[Data excerpts start]
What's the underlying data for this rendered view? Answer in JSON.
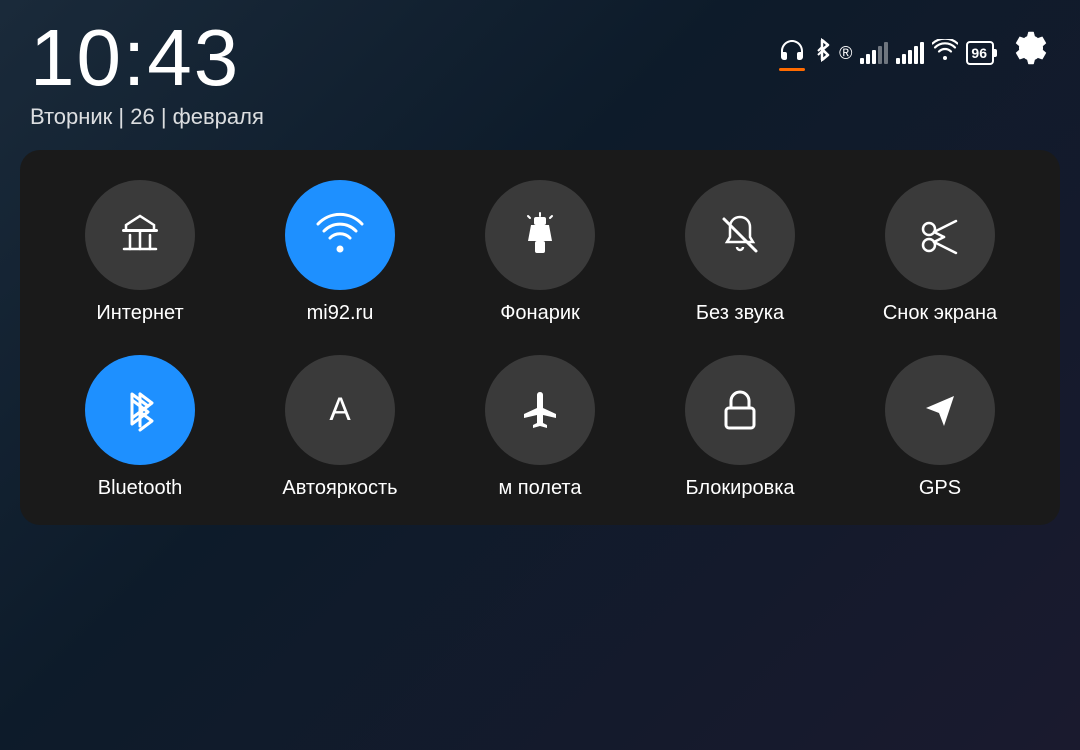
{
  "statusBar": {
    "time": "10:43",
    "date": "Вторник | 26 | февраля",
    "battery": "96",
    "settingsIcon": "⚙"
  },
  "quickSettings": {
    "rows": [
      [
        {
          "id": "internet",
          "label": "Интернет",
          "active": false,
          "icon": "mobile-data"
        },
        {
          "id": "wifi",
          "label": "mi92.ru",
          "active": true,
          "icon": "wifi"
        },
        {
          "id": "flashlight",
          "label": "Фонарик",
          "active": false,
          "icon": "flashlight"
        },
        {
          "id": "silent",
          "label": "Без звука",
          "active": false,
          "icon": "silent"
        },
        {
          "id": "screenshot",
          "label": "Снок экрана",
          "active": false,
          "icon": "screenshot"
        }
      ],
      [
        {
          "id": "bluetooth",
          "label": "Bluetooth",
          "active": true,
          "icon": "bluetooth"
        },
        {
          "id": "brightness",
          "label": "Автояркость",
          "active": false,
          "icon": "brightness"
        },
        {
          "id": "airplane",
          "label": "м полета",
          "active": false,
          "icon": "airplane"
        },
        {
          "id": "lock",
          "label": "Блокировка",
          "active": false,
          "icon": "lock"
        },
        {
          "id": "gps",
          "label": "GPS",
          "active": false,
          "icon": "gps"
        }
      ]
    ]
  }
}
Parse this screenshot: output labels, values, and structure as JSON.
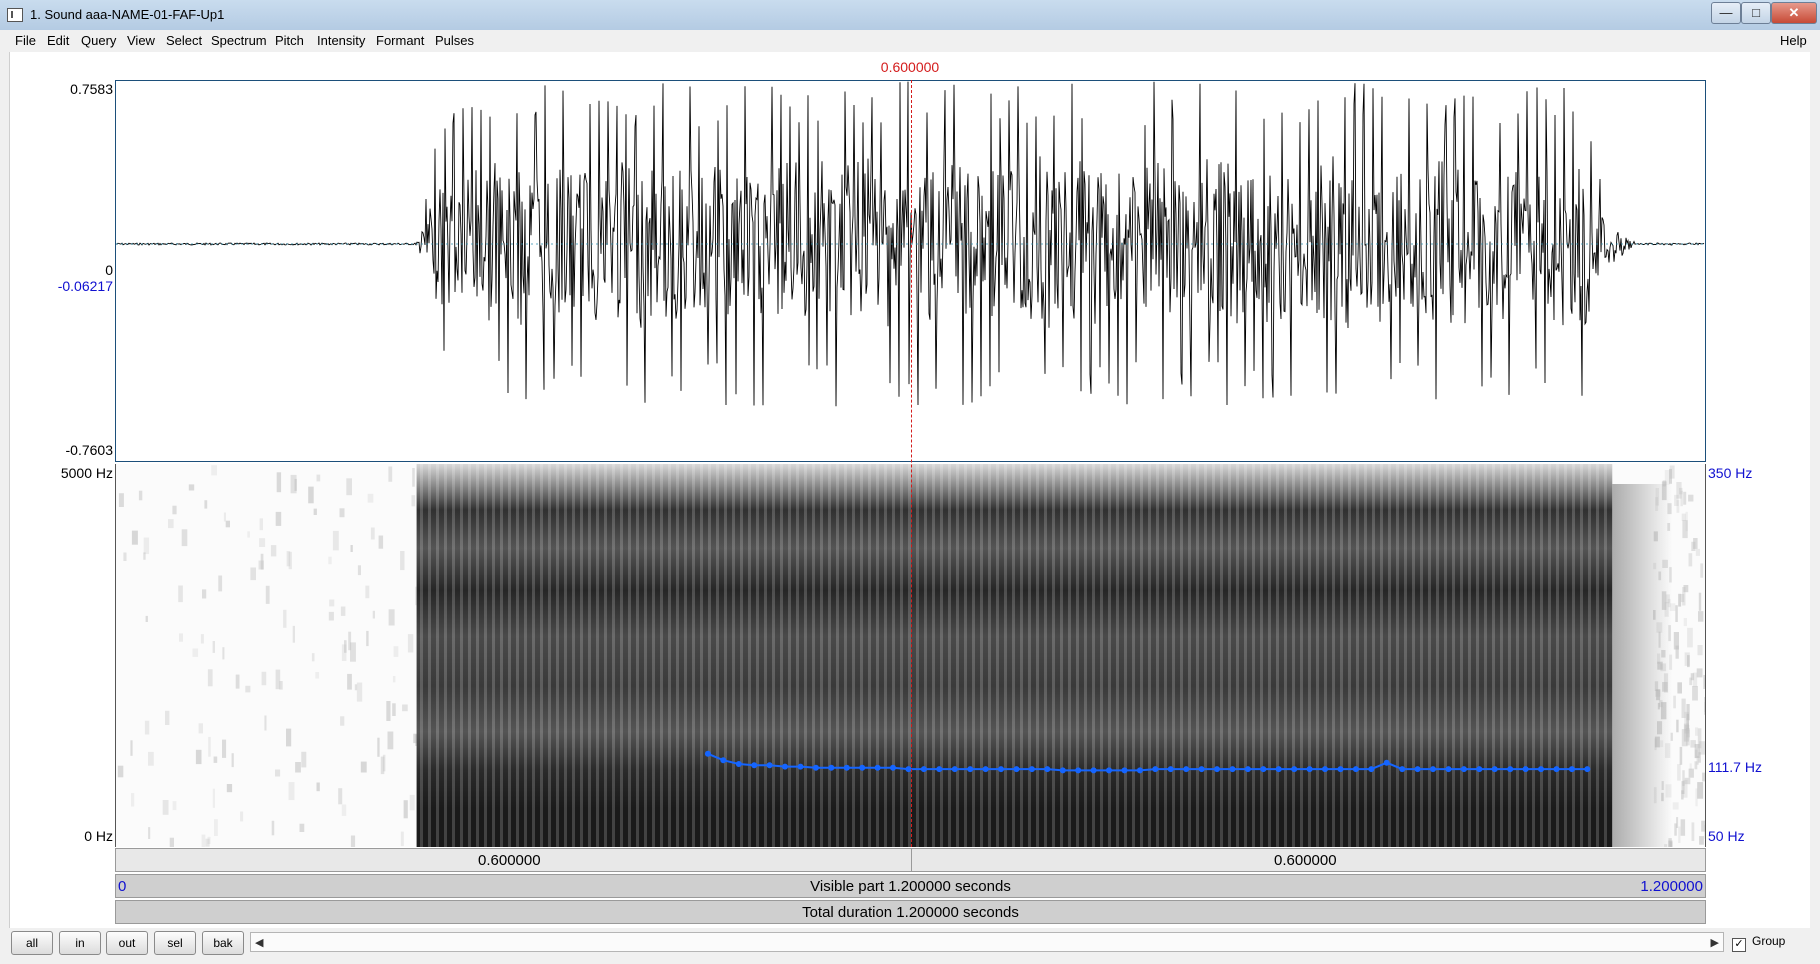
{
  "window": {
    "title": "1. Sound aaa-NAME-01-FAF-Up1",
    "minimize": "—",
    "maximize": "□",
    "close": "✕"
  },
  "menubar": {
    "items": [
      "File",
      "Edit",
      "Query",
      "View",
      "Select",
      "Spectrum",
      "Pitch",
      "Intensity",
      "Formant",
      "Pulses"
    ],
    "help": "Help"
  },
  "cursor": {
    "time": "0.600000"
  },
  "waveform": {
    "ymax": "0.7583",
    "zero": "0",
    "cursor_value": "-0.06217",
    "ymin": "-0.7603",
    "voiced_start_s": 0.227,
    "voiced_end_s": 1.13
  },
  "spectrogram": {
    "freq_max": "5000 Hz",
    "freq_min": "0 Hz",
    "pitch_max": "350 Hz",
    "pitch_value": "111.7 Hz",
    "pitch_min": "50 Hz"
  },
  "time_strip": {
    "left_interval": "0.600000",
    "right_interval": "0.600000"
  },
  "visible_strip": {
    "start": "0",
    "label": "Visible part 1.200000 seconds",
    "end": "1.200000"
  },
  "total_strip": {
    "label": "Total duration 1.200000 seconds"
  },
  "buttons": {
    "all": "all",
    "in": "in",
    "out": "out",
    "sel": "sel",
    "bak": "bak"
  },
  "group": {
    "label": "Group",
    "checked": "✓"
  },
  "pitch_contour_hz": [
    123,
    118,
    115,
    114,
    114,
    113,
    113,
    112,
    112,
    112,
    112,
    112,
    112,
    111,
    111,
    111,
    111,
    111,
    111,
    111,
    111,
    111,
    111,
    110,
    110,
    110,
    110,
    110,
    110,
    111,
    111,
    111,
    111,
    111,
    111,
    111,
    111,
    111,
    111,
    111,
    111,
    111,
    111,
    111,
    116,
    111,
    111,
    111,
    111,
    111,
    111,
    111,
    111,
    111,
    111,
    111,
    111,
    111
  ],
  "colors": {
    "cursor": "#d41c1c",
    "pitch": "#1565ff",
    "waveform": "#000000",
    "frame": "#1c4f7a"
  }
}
[Data excerpts end]
* Stated problem
Check each line of the entries above, and show every one holding the word "screenshot".

* Exercise result
          "id": "screenshot",
          "icon": "screenshot"
Parse this screenshot: output labels, values, and structure as JSON.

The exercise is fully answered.